Please copy the page on French-lexicon Creole below in full, word for word.

SOURCE DOCUMENT:
┄┄┄┄┄┄┄┄┄┄

Patois (French-lexicon Creole) or Kwéyòl

Caribbean Creole Map
Courtesy Wycliffe Caribbean © SIL International

There are 4 main branches of Atlantic French Creole:

  • South American (French Guianese and Brazilian)
  • Louisianan
  • Haitian or Greater Antillean
  • Lesser Antillean
    • Guadeloupean (including Marie Galante and northern Dominican)
    • Martiniquan (including St Lucian, southern Dominican, Grenadian, Trinidadian and Venezuelan)

 

French-lexicon Creole (Patois or Kwéyòl or Kreyòl) has been taught in the Faculty of Humanities and Education since 1991. At that time, the Department of Liberal Arts (formerly the Department of Language and Linguistics) introduced a year-long Linguistics course in French-Lexicon Creole, which is now taught in two semesters.

 

Before that, in 1977, a course ‘An Appreciation of Patois’ was offered by the Extra-Mural Unit of the University of the West Indies (later the School of Continuing Studies, now the Open Campus), with Rawle Gibbons and Morilla Montano.

┄┄┄┄┄┄┄┄┄┄

DATA EXCERPTS:
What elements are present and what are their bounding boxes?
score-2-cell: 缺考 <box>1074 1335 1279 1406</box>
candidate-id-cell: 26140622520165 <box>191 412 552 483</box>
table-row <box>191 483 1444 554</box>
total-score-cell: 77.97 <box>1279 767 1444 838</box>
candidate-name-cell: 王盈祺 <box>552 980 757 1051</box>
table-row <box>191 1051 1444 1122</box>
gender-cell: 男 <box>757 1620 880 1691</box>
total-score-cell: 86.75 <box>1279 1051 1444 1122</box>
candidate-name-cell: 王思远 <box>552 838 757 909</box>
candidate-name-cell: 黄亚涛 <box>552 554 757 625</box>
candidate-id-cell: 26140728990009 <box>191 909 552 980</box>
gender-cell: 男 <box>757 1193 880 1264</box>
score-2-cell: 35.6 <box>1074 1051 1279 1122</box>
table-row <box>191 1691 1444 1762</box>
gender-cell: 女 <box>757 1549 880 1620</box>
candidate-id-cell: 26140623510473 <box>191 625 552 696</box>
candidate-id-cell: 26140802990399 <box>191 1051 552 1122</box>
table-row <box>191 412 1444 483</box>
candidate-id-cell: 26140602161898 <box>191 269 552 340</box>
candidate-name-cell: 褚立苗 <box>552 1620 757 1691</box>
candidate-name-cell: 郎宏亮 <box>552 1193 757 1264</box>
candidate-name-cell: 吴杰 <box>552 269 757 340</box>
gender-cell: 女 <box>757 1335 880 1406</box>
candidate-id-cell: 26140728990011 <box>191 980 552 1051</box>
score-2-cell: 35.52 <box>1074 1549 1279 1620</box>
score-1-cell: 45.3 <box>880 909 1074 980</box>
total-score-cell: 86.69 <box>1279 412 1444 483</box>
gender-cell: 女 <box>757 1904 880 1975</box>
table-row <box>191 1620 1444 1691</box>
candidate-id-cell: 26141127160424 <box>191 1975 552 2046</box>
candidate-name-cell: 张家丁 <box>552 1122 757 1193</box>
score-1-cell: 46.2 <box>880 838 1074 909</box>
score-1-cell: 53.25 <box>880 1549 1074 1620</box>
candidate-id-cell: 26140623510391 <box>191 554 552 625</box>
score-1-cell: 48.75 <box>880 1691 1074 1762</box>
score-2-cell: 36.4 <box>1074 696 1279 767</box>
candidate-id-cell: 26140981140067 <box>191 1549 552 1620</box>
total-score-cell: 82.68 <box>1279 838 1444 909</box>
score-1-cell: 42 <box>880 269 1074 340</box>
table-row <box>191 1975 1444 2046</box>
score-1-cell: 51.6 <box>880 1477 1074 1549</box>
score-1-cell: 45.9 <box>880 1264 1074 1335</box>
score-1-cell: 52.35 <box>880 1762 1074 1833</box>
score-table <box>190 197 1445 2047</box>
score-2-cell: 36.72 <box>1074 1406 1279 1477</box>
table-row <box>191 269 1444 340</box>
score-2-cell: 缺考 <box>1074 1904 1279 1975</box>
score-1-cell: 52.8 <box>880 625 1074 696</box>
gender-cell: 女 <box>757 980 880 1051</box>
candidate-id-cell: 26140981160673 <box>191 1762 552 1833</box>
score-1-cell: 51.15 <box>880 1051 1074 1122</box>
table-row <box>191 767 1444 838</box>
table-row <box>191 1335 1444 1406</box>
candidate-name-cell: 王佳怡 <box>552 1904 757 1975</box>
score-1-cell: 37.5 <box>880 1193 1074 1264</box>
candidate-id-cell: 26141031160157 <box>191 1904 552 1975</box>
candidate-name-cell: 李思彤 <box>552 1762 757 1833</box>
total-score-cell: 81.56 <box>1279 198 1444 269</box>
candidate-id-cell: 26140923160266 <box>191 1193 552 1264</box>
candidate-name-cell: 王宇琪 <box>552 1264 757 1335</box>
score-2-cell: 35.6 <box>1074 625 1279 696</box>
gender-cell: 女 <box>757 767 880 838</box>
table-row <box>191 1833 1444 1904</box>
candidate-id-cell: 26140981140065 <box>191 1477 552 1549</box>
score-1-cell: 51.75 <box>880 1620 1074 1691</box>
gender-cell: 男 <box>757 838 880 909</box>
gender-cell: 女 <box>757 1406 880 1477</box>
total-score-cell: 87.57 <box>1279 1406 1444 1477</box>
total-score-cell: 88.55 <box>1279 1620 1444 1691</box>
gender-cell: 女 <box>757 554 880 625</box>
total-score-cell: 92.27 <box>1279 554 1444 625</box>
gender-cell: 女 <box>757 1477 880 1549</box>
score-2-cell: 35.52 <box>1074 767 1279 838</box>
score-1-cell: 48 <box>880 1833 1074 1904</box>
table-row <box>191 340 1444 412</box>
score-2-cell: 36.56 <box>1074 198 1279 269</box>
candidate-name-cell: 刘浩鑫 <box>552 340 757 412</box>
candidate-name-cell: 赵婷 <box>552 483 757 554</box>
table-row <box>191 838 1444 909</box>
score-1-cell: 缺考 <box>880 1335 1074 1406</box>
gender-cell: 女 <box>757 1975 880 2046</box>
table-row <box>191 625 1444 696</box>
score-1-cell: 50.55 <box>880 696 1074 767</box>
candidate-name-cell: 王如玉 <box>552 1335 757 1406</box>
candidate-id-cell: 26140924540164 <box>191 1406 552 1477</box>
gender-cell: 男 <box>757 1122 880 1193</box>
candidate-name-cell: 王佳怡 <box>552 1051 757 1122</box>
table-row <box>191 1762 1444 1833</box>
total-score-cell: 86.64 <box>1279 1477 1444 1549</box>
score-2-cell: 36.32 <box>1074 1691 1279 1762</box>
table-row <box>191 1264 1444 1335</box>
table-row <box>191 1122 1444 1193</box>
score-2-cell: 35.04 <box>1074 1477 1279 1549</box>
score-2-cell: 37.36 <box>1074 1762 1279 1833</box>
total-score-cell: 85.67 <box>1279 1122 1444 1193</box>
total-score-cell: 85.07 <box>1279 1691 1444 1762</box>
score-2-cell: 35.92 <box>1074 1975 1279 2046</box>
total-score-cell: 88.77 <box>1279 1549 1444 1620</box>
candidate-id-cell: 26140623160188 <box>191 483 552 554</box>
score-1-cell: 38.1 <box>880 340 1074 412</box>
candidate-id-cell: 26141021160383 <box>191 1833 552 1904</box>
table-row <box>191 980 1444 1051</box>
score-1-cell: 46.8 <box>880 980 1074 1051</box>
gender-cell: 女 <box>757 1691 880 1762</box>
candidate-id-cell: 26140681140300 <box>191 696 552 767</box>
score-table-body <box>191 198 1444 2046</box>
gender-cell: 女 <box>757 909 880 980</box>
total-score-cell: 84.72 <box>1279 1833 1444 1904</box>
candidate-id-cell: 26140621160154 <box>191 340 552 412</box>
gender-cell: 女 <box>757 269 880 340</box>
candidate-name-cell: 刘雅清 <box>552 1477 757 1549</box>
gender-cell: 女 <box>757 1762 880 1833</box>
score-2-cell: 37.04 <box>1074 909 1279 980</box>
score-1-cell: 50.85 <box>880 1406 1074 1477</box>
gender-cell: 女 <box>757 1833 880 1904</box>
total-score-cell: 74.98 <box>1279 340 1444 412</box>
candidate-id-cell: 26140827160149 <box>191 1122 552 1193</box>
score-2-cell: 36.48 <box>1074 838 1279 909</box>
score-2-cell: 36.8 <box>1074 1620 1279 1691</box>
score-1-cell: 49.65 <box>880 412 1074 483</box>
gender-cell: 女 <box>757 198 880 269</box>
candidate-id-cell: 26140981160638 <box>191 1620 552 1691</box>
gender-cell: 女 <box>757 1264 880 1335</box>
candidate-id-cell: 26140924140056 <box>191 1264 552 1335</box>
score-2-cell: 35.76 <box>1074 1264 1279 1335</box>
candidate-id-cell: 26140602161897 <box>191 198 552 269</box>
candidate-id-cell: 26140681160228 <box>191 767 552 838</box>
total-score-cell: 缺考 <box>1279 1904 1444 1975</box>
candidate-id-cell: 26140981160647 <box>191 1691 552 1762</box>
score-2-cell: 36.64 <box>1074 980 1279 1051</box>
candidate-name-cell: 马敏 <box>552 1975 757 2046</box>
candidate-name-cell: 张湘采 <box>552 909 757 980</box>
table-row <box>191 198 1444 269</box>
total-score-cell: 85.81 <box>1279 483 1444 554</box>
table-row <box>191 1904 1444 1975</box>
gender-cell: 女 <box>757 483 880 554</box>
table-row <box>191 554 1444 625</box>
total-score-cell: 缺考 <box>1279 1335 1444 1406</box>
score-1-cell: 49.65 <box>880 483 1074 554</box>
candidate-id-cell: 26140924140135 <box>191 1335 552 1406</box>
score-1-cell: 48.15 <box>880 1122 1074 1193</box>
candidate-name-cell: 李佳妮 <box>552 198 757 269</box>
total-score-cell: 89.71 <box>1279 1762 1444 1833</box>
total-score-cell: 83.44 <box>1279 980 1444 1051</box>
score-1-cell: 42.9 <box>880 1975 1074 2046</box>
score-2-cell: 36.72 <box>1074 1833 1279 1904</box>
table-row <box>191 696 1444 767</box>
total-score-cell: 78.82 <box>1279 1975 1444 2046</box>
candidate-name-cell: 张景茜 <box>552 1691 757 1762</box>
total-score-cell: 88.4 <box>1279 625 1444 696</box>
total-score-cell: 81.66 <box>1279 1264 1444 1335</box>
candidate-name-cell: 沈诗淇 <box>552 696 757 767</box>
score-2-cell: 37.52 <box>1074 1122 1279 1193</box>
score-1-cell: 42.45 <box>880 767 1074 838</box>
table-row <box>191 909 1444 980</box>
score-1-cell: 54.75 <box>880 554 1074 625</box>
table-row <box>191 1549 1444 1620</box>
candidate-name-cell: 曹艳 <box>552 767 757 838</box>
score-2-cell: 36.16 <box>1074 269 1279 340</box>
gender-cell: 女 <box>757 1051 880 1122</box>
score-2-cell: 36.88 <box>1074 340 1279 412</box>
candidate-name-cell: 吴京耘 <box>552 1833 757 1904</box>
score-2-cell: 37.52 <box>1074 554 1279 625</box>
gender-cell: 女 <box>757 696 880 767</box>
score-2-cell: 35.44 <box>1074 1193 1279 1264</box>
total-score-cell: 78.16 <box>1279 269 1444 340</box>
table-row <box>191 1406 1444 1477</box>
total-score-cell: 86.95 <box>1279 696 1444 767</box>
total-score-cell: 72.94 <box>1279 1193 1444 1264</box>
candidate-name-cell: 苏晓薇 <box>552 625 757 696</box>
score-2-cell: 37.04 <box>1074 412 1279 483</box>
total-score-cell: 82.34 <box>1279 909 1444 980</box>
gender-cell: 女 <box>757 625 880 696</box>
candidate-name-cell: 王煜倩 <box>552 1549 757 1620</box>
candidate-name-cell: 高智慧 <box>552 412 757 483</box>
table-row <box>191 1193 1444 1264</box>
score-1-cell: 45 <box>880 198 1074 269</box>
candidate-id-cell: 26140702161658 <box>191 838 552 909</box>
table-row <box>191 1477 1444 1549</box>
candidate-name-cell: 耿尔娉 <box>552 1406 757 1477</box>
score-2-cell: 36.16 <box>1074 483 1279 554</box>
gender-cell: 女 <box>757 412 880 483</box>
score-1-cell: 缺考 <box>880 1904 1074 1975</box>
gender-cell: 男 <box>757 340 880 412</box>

┄┄┄┄┄┄┄┄┄┄

ANSWER TO THE PROBLEM:
Patois (French-lexicon Creole) or Kwéyòl

Caribbean Creole Map
Courtesy Wycliffe Caribbean © SIL International

There are 4 main branches of Atlantic French Creole:

  • South American (French Guianese and Brazilian)
  • Louisianan
  • Haitian or Greater Antillean
  • Lesser Antillean
    • Guadeloupean (including Marie Galante and northern Dominican)
    • Martiniquan (including St Lucian, southern Dominican, Grenadian, Trinidadian and Venezuelan)

 

French-lexicon Creole (Patois or Kwéyòl or Kreyòl) has been taught in the Faculty of Humanities and Education since 1991. At that time, the Department of Liberal Arts (formerly the Department of Language and Linguistics) introduced a year-long Linguistics course in French-Lexicon Creole, which is now taught in two semesters.

 

Before that, in 1977, a course ‘An Appreciation of Patois’ was offered by the Extra-Mural Unit of the University of the West Indies (later the School of Continuing Studies, now the Open Campus), with Rawle Gibbons and Morilla Montano.